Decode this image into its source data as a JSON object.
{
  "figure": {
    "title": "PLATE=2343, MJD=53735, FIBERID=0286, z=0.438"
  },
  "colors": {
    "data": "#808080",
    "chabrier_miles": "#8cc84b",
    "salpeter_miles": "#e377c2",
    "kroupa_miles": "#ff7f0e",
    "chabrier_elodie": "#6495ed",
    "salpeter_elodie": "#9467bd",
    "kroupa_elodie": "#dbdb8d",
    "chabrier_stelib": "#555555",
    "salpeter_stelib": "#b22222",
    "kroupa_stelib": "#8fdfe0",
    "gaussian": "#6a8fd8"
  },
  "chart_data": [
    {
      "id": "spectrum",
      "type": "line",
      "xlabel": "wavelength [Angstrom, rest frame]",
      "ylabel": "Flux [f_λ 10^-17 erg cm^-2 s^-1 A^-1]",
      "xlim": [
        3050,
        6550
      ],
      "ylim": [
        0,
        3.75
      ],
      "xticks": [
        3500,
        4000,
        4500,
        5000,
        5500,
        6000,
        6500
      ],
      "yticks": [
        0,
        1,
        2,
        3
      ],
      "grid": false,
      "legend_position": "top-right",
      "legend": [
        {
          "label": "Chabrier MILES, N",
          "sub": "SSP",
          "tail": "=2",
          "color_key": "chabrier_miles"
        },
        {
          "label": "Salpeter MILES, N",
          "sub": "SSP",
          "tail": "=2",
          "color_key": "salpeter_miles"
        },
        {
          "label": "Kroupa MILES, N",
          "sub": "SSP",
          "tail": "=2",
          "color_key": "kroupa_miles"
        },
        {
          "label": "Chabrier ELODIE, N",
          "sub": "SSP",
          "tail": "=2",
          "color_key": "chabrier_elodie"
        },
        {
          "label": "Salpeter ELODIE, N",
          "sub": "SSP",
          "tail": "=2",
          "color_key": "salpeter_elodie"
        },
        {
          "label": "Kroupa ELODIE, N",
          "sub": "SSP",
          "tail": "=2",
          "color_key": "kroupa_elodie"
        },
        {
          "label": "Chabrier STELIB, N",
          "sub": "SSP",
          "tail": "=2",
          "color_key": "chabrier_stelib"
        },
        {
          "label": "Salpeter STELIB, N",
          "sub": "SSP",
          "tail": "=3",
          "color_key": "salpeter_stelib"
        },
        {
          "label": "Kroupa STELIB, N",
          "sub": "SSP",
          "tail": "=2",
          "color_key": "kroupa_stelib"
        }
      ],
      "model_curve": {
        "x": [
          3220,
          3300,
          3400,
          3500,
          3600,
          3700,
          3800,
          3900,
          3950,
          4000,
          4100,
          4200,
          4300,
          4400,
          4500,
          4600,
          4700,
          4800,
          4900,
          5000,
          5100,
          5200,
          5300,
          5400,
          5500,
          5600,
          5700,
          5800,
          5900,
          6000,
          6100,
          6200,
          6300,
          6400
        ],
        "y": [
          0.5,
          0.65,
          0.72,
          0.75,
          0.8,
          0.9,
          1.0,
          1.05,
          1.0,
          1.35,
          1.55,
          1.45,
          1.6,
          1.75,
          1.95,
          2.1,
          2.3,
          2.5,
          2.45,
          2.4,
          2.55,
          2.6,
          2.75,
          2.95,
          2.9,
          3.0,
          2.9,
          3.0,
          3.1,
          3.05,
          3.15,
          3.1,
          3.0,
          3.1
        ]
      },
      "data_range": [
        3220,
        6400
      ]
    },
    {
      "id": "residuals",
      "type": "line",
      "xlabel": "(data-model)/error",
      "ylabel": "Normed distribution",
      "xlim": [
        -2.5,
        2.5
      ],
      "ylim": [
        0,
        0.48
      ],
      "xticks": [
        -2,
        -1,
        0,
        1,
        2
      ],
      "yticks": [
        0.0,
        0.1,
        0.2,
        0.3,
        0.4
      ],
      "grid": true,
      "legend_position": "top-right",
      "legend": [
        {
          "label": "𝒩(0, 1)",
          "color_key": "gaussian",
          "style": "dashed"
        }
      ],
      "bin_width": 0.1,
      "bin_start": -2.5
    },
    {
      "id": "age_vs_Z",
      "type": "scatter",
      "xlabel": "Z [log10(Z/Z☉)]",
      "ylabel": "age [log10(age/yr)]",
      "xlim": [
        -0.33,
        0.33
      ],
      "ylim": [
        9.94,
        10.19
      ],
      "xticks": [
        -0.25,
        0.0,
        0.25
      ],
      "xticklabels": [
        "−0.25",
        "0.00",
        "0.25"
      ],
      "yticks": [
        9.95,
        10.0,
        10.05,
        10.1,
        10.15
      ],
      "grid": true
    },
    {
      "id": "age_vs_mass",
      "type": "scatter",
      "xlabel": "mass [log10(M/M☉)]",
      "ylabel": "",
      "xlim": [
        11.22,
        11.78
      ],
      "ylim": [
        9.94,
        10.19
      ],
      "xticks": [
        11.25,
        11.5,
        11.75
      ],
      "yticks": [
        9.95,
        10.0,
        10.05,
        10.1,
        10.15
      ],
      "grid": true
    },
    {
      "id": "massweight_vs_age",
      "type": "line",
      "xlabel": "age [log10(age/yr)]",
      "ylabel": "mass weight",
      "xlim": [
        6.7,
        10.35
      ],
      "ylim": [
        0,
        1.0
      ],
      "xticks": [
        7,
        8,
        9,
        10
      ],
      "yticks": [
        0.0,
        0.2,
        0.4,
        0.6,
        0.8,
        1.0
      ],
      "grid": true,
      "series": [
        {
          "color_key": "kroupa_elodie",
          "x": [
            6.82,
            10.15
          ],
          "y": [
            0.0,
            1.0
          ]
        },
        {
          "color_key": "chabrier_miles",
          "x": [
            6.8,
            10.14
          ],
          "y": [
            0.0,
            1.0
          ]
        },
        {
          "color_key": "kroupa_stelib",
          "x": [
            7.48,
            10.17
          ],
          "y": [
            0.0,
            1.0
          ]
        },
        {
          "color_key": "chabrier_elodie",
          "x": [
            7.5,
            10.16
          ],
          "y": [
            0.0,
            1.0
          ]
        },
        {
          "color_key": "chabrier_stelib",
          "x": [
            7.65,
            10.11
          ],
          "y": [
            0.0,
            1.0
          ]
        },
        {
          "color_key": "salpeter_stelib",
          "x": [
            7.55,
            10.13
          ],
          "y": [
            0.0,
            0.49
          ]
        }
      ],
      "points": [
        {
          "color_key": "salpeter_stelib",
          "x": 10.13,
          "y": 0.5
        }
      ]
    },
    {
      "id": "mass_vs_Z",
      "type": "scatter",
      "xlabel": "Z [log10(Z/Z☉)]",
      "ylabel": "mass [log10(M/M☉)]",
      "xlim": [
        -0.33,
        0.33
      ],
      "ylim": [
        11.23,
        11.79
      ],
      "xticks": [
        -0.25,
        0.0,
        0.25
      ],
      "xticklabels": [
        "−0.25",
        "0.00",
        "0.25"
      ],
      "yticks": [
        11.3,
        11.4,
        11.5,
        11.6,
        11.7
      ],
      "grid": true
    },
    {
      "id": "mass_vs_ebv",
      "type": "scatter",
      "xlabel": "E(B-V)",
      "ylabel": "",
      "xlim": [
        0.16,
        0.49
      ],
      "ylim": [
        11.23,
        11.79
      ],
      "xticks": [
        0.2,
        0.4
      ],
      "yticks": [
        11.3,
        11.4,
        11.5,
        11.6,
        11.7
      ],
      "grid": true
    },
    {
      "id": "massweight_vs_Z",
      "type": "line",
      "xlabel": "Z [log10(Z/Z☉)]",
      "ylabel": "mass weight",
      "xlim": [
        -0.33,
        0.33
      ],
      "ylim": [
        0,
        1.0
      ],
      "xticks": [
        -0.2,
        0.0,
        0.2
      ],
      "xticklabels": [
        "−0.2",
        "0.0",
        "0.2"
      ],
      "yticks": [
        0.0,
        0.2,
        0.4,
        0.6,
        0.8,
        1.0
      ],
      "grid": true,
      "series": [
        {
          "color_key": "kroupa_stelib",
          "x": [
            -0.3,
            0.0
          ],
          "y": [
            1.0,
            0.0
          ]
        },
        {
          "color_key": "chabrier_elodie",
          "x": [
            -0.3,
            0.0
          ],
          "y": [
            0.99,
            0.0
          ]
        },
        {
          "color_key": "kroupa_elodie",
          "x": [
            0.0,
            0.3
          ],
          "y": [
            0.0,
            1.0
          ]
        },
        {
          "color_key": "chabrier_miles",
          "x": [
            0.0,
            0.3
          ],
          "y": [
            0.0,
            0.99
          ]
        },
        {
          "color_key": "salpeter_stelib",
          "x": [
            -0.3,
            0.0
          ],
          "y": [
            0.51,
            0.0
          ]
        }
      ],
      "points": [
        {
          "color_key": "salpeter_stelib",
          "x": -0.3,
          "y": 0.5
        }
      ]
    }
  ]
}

::::::::::

Working from the material above, state how many lines contain "gaussian"; give only the number.

2